• Stated exercise:
All material below is to be reproduced exactly.
[START Material for the task]
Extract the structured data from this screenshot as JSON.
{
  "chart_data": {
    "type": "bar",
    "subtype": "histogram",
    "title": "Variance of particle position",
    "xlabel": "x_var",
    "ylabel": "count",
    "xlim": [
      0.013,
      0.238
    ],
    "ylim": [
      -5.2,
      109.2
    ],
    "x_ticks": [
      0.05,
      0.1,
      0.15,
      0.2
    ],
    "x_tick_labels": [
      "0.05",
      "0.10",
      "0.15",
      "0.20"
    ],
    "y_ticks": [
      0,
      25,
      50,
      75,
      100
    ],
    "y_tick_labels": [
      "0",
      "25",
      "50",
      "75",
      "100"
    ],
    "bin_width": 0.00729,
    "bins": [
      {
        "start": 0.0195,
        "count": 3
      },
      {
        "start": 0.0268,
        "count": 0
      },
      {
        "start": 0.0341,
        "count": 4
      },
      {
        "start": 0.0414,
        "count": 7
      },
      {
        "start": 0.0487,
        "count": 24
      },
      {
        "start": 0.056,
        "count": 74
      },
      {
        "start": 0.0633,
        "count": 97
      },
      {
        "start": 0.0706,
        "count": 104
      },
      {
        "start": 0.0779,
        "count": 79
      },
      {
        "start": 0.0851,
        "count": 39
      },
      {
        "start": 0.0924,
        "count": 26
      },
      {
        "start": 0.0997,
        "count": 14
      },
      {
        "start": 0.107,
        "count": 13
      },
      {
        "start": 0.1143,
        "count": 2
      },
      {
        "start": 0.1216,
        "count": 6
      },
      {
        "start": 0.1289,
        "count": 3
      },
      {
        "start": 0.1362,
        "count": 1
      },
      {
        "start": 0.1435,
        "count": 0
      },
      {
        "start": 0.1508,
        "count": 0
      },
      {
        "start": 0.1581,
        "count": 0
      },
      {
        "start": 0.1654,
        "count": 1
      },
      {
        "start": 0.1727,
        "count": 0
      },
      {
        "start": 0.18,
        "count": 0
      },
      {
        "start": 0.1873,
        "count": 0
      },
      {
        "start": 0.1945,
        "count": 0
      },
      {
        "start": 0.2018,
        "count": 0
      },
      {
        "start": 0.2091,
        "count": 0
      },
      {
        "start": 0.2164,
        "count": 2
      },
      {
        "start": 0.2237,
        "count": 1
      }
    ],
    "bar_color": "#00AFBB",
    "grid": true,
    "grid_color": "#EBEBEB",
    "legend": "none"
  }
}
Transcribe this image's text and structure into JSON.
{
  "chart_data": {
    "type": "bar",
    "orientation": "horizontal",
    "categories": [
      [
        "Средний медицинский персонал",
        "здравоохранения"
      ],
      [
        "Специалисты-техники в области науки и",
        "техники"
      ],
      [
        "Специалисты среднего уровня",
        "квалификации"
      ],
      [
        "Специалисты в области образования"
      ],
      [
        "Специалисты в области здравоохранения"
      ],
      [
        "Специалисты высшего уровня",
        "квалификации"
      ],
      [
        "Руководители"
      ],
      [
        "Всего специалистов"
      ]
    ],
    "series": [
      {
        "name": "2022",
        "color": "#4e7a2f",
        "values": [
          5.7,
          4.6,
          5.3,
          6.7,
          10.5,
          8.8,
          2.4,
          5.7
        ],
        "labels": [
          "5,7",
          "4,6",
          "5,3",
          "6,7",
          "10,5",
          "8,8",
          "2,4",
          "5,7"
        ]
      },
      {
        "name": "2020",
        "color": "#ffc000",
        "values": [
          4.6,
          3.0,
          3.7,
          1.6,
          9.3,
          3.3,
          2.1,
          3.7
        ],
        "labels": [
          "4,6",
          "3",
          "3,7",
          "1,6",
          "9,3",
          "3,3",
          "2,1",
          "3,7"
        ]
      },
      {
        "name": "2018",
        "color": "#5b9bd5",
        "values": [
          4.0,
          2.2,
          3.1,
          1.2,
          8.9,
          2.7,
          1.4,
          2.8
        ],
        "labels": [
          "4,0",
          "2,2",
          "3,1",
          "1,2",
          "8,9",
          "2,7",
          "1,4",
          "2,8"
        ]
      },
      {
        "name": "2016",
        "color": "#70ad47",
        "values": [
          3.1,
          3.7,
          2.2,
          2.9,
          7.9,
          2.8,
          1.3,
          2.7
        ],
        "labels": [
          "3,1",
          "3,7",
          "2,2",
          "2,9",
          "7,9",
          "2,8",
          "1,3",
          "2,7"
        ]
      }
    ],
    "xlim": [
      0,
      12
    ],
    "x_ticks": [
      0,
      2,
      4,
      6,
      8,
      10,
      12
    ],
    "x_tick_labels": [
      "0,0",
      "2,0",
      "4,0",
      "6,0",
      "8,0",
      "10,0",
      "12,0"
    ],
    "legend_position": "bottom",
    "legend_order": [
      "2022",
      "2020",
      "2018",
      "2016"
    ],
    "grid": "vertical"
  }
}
[END Material for the task]
• Worked solution:
Extract the structured data from this screenshot as JSON.
{
  "chart_data": {
    "type": "bar",
    "subtype": "histogram",
    "title": "Variance of particle position",
    "xlabel": "x_var",
    "ylabel": "count",
    "xlim": [
      0.013,
      0.238
    ],
    "ylim": [
      -5.2,
      109.2
    ],
    "x_ticks": [
      0.05,
      0.1,
      0.15,
      0.2
    ],
    "x_tick_labels": [
      "0.05",
      "0.10",
      "0.15",
      "0.20"
    ],
    "y_ticks": [
      0,
      25,
      50,
      75,
      100
    ],
    "y_tick_labels": [
      "0",
      "25",
      "50",
      "75",
      "100"
    ],
    "bin_width": 0.00729,
    "bins": [
      {
        "start": 0.0195,
        "count": 3
      },
      {
        "start": 0.0268,
        "count": 0
      },
      {
        "start": 0.0341,
        "count": 4
      },
      {
        "start": 0.0414,
        "count": 7
      },
      {
        "start": 0.0487,
        "count": 24
      },
      {
        "start": 0.056,
        "count": 74
      },
      {
        "start": 0.0633,
        "count": 97
      },
      {
        "start": 0.0706,
        "count": 104
      },
      {
        "start": 0.0779,
        "count": 79
      },
      {
        "start": 0.0851,
        "count": 39
      },
      {
        "start": 0.0924,
        "count": 26
      },
      {
        "start": 0.0997,
        "count": 14
      },
      {
        "start": 0.107,
        "count": 13
      },
      {
        "start": 0.1143,
        "count": 2
      },
      {
        "start": 0.1216,
        "count": 6
      },
      {
        "start": 0.1289,
        "count": 3
      },
      {
        "start": 0.1362,
        "count": 1
      },
      {
        "start": 0.1435,
        "count": 0
      },
      {
        "start": 0.1508,
        "count": 0
      },
      {
        "start": 0.1581,
        "count": 0
      },
      {
        "start": 0.1654,
        "count": 1
      },
      {
        "start": 0.1727,
        "count": 0
      },
      {
        "start": 0.18,
        "count": 0
      },
      {
        "start": 0.1873,
        "count": 0
      },
      {
        "start": 0.1945,
        "count": 0
      },
      {
        "start": 0.2018,
        "count": 0
      },
      {
        "start": 0.2091,
        "count": 0
      },
      {
        "start": 0.2164,
        "count": 2
      },
      {
        "start": 0.2237,
        "count": 1
      }
    ],
    "bar_color": "#00AFBB",
    "grid": true,
    "grid_color": "#EBEBEB",
    "legend": "none"
  }
}
Transcribe this image's text and structure into JSON.
{
  "chart_data": {
    "type": "bar",
    "orientation": "horizontal",
    "categories": [
      [
        "Средний медицинский персонал",
        "здравоохранения"
      ],
      [
        "Специалисты-техники в области науки и",
        "техники"
      ],
      [
        "Специалисты среднего уровня",
        "квалификации"
      ],
      [
        "Специалисты в области образования"
      ],
      [
        "Специалисты в области здравоохранения"
      ],
      [
        "Специалисты высшего уровня",
        "квалификации"
      ],
      [
        "Руководители"
      ],
      [
        "Всего специалистов"
      ]
    ],
    "series": [
      {
        "name": "2022",
        "color": "#4e7a2f",
        "values": [
          5.7,
          4.6,
          5.3,
          6.7,
          10.5,
          8.8,
          2.4,
          5.7
        ],
        "labels": [
          "5,7",
          "4,6",
          "5,3",
          "6,7",
          "10,5",
          "8,8",
          "2,4",
          "5,7"
        ]
      },
      {
        "name": "2020",
        "color": "#ffc000",
        "values": [
          4.6,
          3.0,
          3.7,
          1.6,
          9.3,
          3.3,
          2.1,
          3.7
        ],
        "labels": [
          "4,6",
          "3",
          "3,7",
          "1,6",
          "9,3",
          "3,3",
          "2,1",
          "3,7"
        ]
      },
      {
        "name": "2018",
        "color": "#5b9bd5",
        "values": [
          4.0,
          2.2,
          3.1,
          1.2,
          8.9,
          2.7,
          1.4,
          2.8
        ],
        "labels": [
          "4,0",
          "2,2",
          "3,1",
          "1,2",
          "8,9",
          "2,7",
          "1,4",
          "2,8"
        ]
      },
      {
        "name": "2016",
        "color": "#70ad47",
        "values": [
          3.1,
          3.7,
          2.2,
          2.9,
          7.9,
          2.8,
          1.3,
          2.7
        ],
        "labels": [
          "3,1",
          "3,7",
          "2,2",
          "2,9",
          "7,9",
          "2,8",
          "1,3",
          "2,7"
        ]
      }
    ],
    "xlim": [
      0,
      12
    ],
    "x_ticks": [
      0,
      2,
      4,
      6,
      8,
      10,
      12
    ],
    "x_tick_labels": [
      "0,0",
      "2,0",
      "4,0",
      "6,0",
      "8,0",
      "10,0",
      "12,0"
    ],
    "legend_position": "bottom",
    "legend_order": [
      "2022",
      "2020",
      "2018",
      "2016"
    ],
    "grid": "vertical"
  }
}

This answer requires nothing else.